* **To do**: Omit all pictures. Copy the rest of the material exactly.

* **Provided records**:
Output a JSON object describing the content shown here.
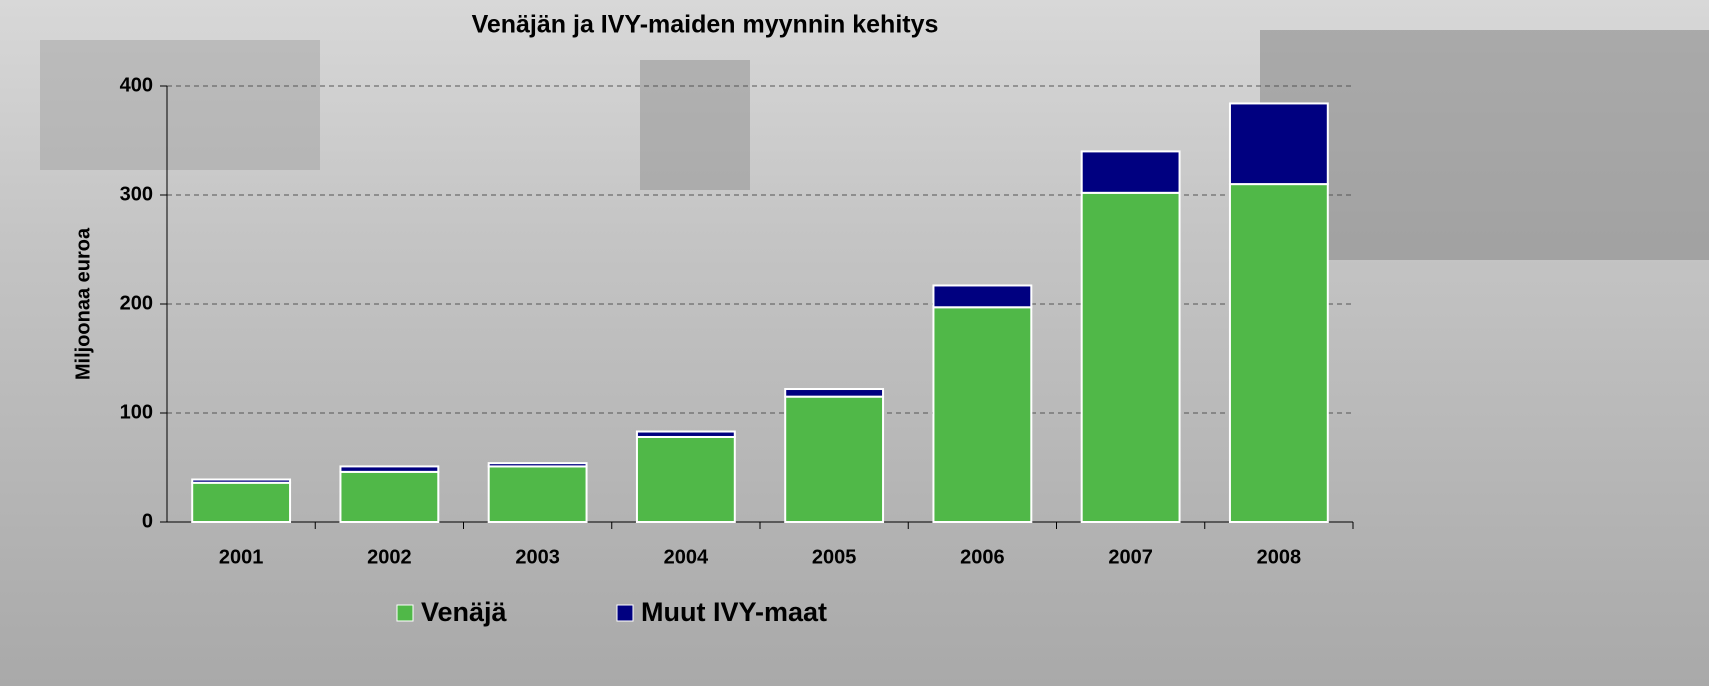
{
  "chart_data": {
    "type": "stacked_bar",
    "title": "Venäjän ja IVY-maiden myynnin kehitys",
    "y_label": "Miljoonaa euroa",
    "categories": [
      "2001",
      "2002",
      "2003",
      "2004",
      "2005",
      "2006",
      "2007",
      "2008"
    ],
    "series": [
      {
        "name": "Venäjä",
        "color": "#50b848",
        "values": [
          36,
          46,
          51,
          78,
          115,
          197,
          302,
          310
        ]
      },
      {
        "name": "Muut IVY-maat",
        "color": "#000080",
        "values": [
          3,
          5,
          3,
          5,
          7,
          20,
          38,
          74
        ]
      }
    ],
    "ylim": [
      0,
      400
    ],
    "yticks": [
      0,
      100,
      200,
      300,
      400
    ],
    "grid": true,
    "legend": "bottom"
  }
}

* **Problem solution**:
Output a JSON object describing the content shown here.
{
  "chart_data": {
    "type": "stacked_bar",
    "title": "Venäjän ja IVY-maiden myynnin kehitys",
    "y_label": "Miljoonaa euroa",
    "categories": [
      "2001",
      "2002",
      "2003",
      "2004",
      "2005",
      "2006",
      "2007",
      "2008"
    ],
    "series": [
      {
        "name": "Venäjä",
        "color": "#50b848",
        "values": [
          36,
          46,
          51,
          78,
          115,
          197,
          302,
          310
        ]
      },
      {
        "name": "Muut IVY-maat",
        "color": "#000080",
        "values": [
          3,
          5,
          3,
          5,
          7,
          20,
          38,
          74
        ]
      }
    ],
    "ylim": [
      0,
      400
    ],
    "yticks": [
      0,
      100,
      200,
      300,
      400
    ],
    "grid": true,
    "legend": "bottom"
  }
}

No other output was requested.